Aim of the task:
Counting only the lines below that contain the word "Bulk", what is the total? Give it with no other words.

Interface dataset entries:
[Start of section]

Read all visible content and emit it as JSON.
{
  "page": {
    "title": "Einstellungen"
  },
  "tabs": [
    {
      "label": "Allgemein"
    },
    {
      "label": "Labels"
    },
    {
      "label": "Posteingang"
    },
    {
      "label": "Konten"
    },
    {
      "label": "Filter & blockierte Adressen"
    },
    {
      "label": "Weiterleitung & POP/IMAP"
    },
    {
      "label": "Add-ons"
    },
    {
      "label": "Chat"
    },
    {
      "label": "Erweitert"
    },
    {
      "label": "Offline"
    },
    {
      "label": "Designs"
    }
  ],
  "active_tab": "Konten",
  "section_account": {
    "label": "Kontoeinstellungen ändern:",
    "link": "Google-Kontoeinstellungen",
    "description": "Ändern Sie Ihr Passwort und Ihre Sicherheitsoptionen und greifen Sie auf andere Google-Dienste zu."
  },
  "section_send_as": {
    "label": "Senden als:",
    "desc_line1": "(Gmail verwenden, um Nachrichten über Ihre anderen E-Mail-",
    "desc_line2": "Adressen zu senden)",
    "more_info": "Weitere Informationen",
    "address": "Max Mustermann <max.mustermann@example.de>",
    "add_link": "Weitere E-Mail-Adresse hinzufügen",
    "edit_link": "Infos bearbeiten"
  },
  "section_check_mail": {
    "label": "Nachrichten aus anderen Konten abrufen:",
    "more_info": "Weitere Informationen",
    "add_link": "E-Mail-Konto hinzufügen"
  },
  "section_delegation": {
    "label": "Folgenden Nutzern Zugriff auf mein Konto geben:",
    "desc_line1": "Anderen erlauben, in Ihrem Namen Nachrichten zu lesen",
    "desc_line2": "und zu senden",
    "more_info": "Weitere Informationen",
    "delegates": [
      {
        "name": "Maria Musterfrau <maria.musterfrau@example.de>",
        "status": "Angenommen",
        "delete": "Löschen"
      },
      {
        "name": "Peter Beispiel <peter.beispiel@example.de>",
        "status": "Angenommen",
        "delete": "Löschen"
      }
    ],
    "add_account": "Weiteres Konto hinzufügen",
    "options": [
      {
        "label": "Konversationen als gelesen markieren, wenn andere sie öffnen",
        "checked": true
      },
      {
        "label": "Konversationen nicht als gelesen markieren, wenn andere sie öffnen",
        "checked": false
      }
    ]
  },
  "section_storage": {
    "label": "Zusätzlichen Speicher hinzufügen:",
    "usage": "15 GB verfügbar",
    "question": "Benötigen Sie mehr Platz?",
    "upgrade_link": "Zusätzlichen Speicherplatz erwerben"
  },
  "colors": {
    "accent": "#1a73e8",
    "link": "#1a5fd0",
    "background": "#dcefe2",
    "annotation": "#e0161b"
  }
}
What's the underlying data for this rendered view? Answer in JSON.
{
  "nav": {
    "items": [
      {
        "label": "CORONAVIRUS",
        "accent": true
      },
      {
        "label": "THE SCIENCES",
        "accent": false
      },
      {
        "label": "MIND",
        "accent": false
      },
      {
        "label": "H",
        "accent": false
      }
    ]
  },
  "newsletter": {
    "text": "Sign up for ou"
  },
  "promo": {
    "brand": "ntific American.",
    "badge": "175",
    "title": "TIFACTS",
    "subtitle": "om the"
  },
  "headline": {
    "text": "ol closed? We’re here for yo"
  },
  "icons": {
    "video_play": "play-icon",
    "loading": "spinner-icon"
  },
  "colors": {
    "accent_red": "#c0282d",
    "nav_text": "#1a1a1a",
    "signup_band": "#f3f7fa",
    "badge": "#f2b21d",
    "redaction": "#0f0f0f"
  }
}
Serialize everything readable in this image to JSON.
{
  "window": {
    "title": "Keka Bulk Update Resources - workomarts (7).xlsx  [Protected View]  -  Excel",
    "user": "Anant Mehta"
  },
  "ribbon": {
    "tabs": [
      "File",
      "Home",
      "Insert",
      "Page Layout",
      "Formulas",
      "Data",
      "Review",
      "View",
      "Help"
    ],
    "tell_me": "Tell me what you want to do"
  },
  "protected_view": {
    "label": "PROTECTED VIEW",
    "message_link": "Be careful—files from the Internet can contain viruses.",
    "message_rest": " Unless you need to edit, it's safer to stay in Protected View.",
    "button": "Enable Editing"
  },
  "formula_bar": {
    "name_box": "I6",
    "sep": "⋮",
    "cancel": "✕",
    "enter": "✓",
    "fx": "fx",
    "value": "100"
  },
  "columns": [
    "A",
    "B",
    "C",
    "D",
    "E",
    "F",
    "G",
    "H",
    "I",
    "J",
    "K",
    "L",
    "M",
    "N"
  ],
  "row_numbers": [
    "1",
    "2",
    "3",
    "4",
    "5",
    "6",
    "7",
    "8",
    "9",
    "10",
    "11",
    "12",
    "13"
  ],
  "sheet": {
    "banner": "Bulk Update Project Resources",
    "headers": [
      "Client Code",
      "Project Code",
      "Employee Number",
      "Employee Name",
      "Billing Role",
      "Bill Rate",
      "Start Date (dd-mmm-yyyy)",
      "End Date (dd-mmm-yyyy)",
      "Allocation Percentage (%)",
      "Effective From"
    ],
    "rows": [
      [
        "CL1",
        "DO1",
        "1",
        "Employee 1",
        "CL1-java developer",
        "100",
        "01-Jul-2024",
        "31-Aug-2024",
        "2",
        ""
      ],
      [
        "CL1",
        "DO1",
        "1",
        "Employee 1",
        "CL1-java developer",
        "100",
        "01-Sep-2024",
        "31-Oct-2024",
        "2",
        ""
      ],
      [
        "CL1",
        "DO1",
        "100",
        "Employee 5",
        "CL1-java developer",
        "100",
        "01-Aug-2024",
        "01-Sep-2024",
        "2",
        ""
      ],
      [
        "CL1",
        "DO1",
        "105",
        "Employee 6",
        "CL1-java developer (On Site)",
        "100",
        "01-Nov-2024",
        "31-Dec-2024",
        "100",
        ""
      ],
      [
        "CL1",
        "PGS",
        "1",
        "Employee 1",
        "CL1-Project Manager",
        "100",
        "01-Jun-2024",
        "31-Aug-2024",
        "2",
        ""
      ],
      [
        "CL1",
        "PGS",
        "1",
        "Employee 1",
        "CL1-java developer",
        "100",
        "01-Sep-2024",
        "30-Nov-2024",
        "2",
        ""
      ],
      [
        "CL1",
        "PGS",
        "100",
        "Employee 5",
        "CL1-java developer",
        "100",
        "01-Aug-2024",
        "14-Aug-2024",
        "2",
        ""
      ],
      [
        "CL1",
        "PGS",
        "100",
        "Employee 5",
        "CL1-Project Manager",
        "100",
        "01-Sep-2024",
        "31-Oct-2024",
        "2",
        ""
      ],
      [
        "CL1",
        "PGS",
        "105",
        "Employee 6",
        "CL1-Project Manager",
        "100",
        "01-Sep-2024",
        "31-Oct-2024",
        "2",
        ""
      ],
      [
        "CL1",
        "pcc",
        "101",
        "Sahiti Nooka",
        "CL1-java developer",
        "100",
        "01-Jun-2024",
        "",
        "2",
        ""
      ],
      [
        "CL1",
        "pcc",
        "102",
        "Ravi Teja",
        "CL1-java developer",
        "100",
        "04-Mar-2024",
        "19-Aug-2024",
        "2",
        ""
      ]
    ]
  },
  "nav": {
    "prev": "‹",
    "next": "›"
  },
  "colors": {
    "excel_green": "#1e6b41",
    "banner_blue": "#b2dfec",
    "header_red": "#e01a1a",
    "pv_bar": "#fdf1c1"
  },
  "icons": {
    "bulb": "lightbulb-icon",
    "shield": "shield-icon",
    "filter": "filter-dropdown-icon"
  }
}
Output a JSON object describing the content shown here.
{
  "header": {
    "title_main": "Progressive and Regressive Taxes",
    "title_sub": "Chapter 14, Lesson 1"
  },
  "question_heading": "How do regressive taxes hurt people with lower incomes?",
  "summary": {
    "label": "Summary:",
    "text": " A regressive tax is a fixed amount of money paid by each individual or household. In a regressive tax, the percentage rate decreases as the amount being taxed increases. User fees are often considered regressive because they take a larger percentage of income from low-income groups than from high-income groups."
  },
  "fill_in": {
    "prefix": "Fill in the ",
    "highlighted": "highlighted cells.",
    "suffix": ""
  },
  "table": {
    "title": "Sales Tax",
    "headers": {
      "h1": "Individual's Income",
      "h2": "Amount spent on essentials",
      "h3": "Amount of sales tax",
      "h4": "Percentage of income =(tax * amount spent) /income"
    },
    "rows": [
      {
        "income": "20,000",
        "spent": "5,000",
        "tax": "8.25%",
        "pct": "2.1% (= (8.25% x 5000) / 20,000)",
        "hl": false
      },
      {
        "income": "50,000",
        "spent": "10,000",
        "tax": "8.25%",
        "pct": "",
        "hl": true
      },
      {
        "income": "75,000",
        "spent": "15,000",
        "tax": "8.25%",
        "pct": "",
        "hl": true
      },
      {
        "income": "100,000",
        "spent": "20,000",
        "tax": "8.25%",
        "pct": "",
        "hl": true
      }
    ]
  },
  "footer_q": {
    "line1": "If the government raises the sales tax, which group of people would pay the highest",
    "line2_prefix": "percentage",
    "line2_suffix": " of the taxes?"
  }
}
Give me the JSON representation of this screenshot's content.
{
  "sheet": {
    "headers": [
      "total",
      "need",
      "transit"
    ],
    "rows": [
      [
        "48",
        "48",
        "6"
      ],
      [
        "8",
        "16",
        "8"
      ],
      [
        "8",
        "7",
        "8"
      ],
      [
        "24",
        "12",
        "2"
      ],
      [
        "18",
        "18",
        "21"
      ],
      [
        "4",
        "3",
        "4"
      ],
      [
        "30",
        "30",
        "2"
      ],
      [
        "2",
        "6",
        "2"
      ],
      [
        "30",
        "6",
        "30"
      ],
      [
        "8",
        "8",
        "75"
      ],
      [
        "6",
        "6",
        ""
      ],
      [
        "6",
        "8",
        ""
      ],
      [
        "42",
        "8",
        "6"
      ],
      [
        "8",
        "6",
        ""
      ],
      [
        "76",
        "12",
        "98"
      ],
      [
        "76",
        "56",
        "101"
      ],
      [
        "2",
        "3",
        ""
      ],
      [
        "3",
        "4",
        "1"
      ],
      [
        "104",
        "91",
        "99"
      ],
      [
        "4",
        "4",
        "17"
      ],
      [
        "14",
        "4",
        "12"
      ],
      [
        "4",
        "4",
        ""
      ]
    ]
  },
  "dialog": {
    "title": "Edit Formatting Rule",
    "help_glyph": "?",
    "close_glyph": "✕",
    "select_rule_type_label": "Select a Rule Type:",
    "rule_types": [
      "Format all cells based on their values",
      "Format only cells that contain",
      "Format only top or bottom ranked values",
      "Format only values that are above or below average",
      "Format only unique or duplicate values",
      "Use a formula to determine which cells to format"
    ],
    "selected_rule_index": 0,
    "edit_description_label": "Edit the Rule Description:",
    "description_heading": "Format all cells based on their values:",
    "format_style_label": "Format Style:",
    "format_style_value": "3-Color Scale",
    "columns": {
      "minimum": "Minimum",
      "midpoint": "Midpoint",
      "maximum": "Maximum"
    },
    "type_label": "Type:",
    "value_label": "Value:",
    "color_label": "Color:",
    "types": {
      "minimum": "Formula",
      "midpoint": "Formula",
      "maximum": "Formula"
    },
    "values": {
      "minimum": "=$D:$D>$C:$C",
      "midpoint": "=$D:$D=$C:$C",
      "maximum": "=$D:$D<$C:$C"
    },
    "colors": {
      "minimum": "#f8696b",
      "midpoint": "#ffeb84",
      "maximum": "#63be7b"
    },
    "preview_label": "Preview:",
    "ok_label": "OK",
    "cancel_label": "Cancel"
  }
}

[End of section]

The answer:
2